* [EXERCISE INSTRUCTIONS] Skip the pictures. Repeat everything else in the records word for word.

* [DATA TO USE]
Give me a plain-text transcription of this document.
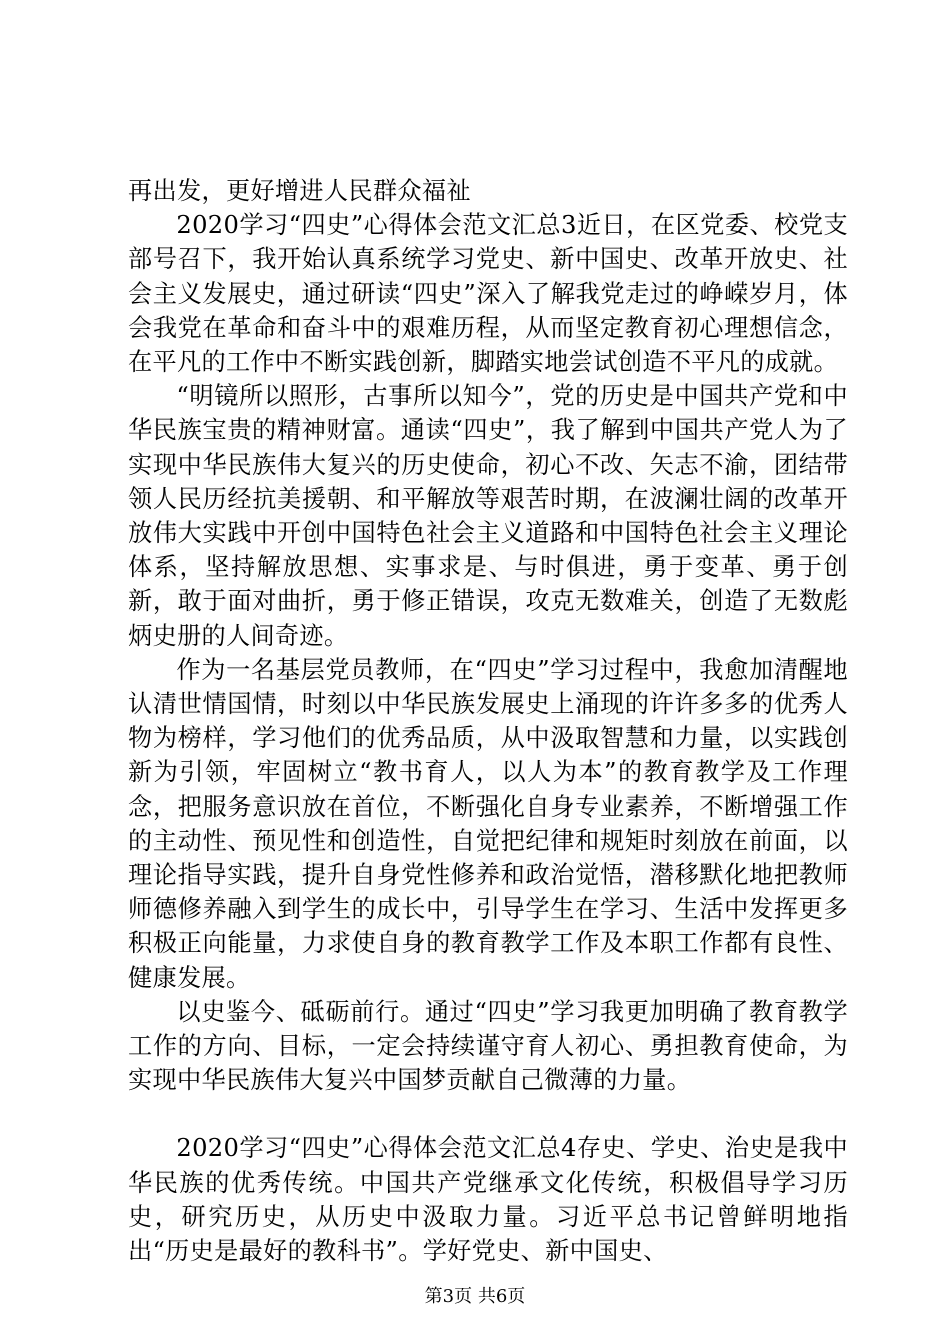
再出发，更好增进人民群众福祉

2020学习“四史”心得体会范文汇总3近日，在区党委、校党支部号召下，我开始认真系统学习党史、新中国史、改革开放史、社会主义发展史，通过研读“四史”深入了解我党走过的峥嵘岁月，体会我党在革命和奋斗中的艰难历程，从而坚定教育初心理想信念，在平凡的工作中不断实践创新，脚踏实地尝试创造不平凡的成就。

“明镜所以照形，古事所以知今”，党的历史是中国共产党和中华民族宝贵的精神财富。通读“四史”，我了解到中国共产党人为了实现中华民族伟大复兴的历史使命，初心不改、矢志不渝，团结带领人民历经抗美援朝、和平解放等艰苦时期，在波澜壮阔的改革开放伟大实践中开创中国特色社会主义道路和中国特色社会主义理论体系，坚持解放思想、实事求是、与时俱进，勇于变革、勇于创新，敢于面对曲折，勇于修正错误，攻克无数难关，创造了无数彪炳史册的人间奇迹。

作为一名基层党员教师，在“四史”学习过程中，我愈加清醒地认清世情国情，时刻以中华民族发展史上涌现的许许多多的优秀人物为榜样，学习他们的优秀品质，从中汲取智慧和力量，以实践创新为引领，牢固树立“教书育人，以人为本”的教育教学及工作理念，把服务意识放在首位，不断强化自身专业素养，不断增强工作的主动性、预见性和创造性，自觉把纪律和规矩时刻放在前面，以理论指导实践，提升自身党性修养和政治觉悟，潜移默化地把教师师德修养融入到学生的成长中，引导学生在学习、生活中发挥更多积极正向能量，力求使自身的教育教学工作及本职工作都有良性、健康发展。

以史鉴今、砥砺前行。通过“四史”学习我更加明确了教育教学工作的方向、目标，一定会持续谨守育人初心、勇担教育使命，为实现中华民族伟大复兴中国梦贡献自己微薄的力量。

2020学习“四史”心得体会范文汇总4存史、学史、治史是我中华民族的优秀传统。中国共产党继承文化传统，积极倡导学习历史，研究历史，从历史中汲取力量。习近平总书记曾鲜明地指出“历史是最好的教科书”。学好党史、新中国史、

第3页 共6页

* [RESPONSE TO THIS TASK]
Give me a plain-text transcription of this document.
再出发，更好增进人民群众福祉

2020学习“四史”心得体会范文汇总3近日，在区党委、校党支部号召下，我开始认真系统学习党史、新中国史、改革开放史、社会主义发展史，通过研读“四史”深入了解我党走过的峥嵘岁月，体会我党在革命和奋斗中的艰难历程，从而坚定教育初心理想信念，在平凡的工作中不断实践创新，脚踏实地尝试创造不平凡的成就。

“明镜所以照形，古事所以知今”，党的历史是中国共产党和中华民族宝贵的精神财富。通读“四史”，我了解到中国共产党人为了实现中华民族伟大复兴的历史使命，初心不改、矢志不渝，团结带领人民历经抗美援朝、和平解放等艰苦时期，在波澜壮阔的改革开放伟大实践中开创中国特色社会主义道路和中国特色社会主义理论体系，坚持解放思想、实事求是、与时俱进，勇于变革、勇于创新，敢于面对曲折，勇于修正错误，攻克无数难关，创造了无数彪炳史册的人间奇迹。

作为一名基层党员教师，在“四史”学习过程中，我愈加清醒地认清世情国情，时刻以中华民族发展史上涌现的许许多多的优秀人物为榜样，学习他们的优秀品质，从中汲取智慧和力量，以实践创新为引领，牢固树立“教书育人，以人为本”的教育教学及工作理念，把服务意识放在首位，不断强化自身专业素养，不断增强工作的主动性、预见性和创造性，自觉把纪律和规矩时刻放在前面，以理论指导实践，提升自身党性修养和政治觉悟，潜移默化地把教师师德修养融入到学生的成长中，引导学生在学习、生活中发挥更多积极正向能量，力求使自身的教育教学工作及本职工作都有良性、健康发展。

以史鉴今、砥砺前行。通过“四史”学习我更加明确了教育教学工作的方向、目标，一定会持续谨守育人初心、勇担教育使命，为实现中华民族伟大复兴中国梦贡献自己微薄的力量。

2020学习“四史”心得体会范文汇总4存史、学史、治史是我中华民族的优秀传统。中国共产党继承文化传统，积极倡导学习历史，研究历史，从历史中汲取力量。习近平总书记曾鲜明地指出“历史是最好的教科书”。学好党史、新中国史、

第3页 共6页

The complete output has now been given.